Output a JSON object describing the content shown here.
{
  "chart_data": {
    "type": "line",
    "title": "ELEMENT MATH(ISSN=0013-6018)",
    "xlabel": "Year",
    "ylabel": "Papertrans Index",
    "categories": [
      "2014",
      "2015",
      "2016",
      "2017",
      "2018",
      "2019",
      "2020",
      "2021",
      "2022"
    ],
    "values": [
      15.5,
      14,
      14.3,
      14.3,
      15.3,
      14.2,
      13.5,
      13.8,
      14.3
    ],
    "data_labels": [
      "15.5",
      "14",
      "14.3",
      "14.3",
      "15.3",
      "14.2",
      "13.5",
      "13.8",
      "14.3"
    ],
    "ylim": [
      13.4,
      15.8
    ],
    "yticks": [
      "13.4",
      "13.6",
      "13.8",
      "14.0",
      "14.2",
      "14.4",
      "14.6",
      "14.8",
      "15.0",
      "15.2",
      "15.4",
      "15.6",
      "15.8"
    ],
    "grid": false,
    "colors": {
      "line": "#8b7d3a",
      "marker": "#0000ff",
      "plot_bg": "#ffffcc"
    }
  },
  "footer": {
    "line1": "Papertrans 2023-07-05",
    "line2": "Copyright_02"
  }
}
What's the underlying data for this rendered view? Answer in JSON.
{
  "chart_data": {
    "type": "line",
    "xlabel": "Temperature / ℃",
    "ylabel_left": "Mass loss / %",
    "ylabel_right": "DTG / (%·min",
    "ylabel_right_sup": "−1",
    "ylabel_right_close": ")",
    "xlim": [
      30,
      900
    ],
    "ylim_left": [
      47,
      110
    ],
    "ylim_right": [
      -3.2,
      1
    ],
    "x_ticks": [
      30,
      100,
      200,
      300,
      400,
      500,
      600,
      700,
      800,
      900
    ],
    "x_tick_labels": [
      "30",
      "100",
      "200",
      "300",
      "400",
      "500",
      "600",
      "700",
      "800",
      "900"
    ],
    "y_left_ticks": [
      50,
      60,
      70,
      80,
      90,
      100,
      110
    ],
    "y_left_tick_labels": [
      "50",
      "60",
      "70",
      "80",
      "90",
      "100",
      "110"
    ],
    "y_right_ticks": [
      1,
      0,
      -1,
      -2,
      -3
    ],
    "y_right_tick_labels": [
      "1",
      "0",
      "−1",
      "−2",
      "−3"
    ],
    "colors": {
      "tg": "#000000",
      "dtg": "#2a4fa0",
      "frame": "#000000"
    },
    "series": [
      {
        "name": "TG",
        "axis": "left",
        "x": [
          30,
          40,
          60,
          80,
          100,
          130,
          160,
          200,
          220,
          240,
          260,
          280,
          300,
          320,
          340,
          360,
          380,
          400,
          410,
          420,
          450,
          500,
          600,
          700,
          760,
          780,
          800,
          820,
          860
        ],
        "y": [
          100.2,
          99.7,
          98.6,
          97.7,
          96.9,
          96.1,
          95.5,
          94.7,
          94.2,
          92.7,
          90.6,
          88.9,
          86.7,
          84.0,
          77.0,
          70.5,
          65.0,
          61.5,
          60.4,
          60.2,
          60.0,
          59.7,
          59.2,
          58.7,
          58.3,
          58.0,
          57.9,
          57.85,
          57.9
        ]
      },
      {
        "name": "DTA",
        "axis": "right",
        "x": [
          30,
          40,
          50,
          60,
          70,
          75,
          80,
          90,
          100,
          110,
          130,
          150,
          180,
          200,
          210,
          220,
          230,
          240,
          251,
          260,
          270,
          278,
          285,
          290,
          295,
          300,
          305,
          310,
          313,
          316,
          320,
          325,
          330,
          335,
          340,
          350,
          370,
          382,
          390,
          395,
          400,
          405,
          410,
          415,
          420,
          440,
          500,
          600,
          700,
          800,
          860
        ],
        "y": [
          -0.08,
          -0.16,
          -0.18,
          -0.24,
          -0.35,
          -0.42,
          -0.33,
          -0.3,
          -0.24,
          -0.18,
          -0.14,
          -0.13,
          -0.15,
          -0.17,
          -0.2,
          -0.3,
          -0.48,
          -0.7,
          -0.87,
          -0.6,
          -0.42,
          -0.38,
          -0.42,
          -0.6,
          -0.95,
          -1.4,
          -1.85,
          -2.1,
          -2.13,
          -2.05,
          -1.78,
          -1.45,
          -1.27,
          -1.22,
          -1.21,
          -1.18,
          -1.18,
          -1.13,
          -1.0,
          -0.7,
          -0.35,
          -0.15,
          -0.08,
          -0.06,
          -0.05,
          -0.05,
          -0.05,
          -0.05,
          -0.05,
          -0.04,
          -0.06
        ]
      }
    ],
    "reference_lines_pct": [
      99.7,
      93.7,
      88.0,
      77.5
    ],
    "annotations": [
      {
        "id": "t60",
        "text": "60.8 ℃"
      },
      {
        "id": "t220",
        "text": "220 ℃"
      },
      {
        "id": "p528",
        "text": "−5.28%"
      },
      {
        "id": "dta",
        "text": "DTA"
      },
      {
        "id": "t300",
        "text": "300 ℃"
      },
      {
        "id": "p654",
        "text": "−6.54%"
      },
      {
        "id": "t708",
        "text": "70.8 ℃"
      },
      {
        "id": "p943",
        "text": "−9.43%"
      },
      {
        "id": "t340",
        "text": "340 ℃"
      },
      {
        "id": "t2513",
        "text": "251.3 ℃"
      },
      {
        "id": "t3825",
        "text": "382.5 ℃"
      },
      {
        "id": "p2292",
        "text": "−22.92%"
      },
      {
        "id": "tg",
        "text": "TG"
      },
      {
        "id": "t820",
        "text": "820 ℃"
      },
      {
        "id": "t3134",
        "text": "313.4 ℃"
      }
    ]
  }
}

> _Instruction_
Repeat every record exactly as written, please.

> _Result of the exercise_
Output a JSON object describing the content shown here.
{
  "chart_data": {
    "type": "line",
    "title": "ELEMENT MATH(ISSN=0013-6018)",
    "xlabel": "Year",
    "ylabel": "Papertrans Index",
    "categories": [
      "2014",
      "2015",
      "2016",
      "2017",
      "2018",
      "2019",
      "2020",
      "2021",
      "2022"
    ],
    "values": [
      15.5,
      14,
      14.3,
      14.3,
      15.3,
      14.2,
      13.5,
      13.8,
      14.3
    ],
    "data_labels": [
      "15.5",
      "14",
      "14.3",
      "14.3",
      "15.3",
      "14.2",
      "13.5",
      "13.8",
      "14.3"
    ],
    "ylim": [
      13.4,
      15.8
    ],
    "yticks": [
      "13.4",
      "13.6",
      "13.8",
      "14.0",
      "14.2",
      "14.4",
      "14.6",
      "14.8",
      "15.0",
      "15.2",
      "15.4",
      "15.6",
      "15.8"
    ],
    "grid": false,
    "colors": {
      "line": "#8b7d3a",
      "marker": "#0000ff",
      "plot_bg": "#ffffcc"
    }
  },
  "footer": {
    "line1": "Papertrans 2023-07-05",
    "line2": "Copyright_02"
  }
}
What's the underlying data for this rendered view? Answer in JSON.
{
  "chart_data": {
    "type": "line",
    "xlabel": "Temperature / ℃",
    "ylabel_left": "Mass loss / %",
    "ylabel_right": "DTG / (%·min",
    "ylabel_right_sup": "−1",
    "ylabel_right_close": ")",
    "xlim": [
      30,
      900
    ],
    "ylim_left": [
      47,
      110
    ],
    "ylim_right": [
      -3.2,
      1
    ],
    "x_ticks": [
      30,
      100,
      200,
      300,
      400,
      500,
      600,
      700,
      800,
      900
    ],
    "x_tick_labels": [
      "30",
      "100",
      "200",
      "300",
      "400",
      "500",
      "600",
      "700",
      "800",
      "900"
    ],
    "y_left_ticks": [
      50,
      60,
      70,
      80,
      90,
      100,
      110
    ],
    "y_left_tick_labels": [
      "50",
      "60",
      "70",
      "80",
      "90",
      "100",
      "110"
    ],
    "y_right_ticks": [
      1,
      0,
      -1,
      -2,
      -3
    ],
    "y_right_tick_labels": [
      "1",
      "0",
      "−1",
      "−2",
      "−3"
    ],
    "colors": {
      "tg": "#000000",
      "dtg": "#2a4fa0",
      "frame": "#000000"
    },
    "series": [
      {
        "name": "TG",
        "axis": "left",
        "x": [
          30,
          40,
          60,
          80,
          100,
          130,
          160,
          200,
          220,
          240,
          260,
          280,
          300,
          320,
          340,
          360,
          380,
          400,
          410,
          420,
          450,
          500,
          600,
          700,
          760,
          780,
          800,
          820,
          860
        ],
        "y": [
          100.2,
          99.7,
          98.6,
          97.7,
          96.9,
          96.1,
          95.5,
          94.7,
          94.2,
          92.7,
          90.6,
          88.9,
          86.7,
          84.0,
          77.0,
          70.5,
          65.0,
          61.5,
          60.4,
          60.2,
          60.0,
          59.7,
          59.2,
          58.7,
          58.3,
          58.0,
          57.9,
          57.85,
          57.9
        ]
      },
      {
        "name": "DTA",
        "axis": "right",
        "x": [
          30,
          40,
          50,
          60,
          70,
          75,
          80,
          90,
          100,
          110,
          130,
          150,
          180,
          200,
          210,
          220,
          230,
          240,
          251,
          260,
          270,
          278,
          285,
          290,
          295,
          300,
          305,
          310,
          313,
          316,
          320,
          325,
          330,
          335,
          340,
          350,
          370,
          382,
          390,
          395,
          400,
          405,
          410,
          415,
          420,
          440,
          500,
          600,
          700,
          800,
          860
        ],
        "y": [
          -0.08,
          -0.16,
          -0.18,
          -0.24,
          -0.35,
          -0.42,
          -0.33,
          -0.3,
          -0.24,
          -0.18,
          -0.14,
          -0.13,
          -0.15,
          -0.17,
          -0.2,
          -0.3,
          -0.48,
          -0.7,
          -0.87,
          -0.6,
          -0.42,
          -0.38,
          -0.42,
          -0.6,
          -0.95,
          -1.4,
          -1.85,
          -2.1,
          -2.13,
          -2.05,
          -1.78,
          -1.45,
          -1.27,
          -1.22,
          -1.21,
          -1.18,
          -1.18,
          -1.13,
          -1.0,
          -0.7,
          -0.35,
          -0.15,
          -0.08,
          -0.06,
          -0.05,
          -0.05,
          -0.05,
          -0.05,
          -0.05,
          -0.04,
          -0.06
        ]
      }
    ],
    "reference_lines_pct": [
      99.7,
      93.7,
      88.0,
      77.5
    ],
    "annotations": [
      {
        "id": "t60",
        "text": "60.8 ℃"
      },
      {
        "id": "t220",
        "text": "220 ℃"
      },
      {
        "id": "p528",
        "text": "−5.28%"
      },
      {
        "id": "dta",
        "text": "DTA"
      },
      {
        "id": "t300",
        "text": "300 ℃"
      },
      {
        "id": "p654",
        "text": "−6.54%"
      },
      {
        "id": "t708",
        "text": "70.8 ℃"
      },
      {
        "id": "p943",
        "text": "−9.43%"
      },
      {
        "id": "t340",
        "text": "340 ℃"
      },
      {
        "id": "t2513",
        "text": "251.3 ℃"
      },
      {
        "id": "t3825",
        "text": "382.5 ℃"
      },
      {
        "id": "p2292",
        "text": "−22.92%"
      },
      {
        "id": "tg",
        "text": "TG"
      },
      {
        "id": "t820",
        "text": "820 ℃"
      },
      {
        "id": "t3134",
        "text": "313.4 ℃"
      }
    ]
  }
}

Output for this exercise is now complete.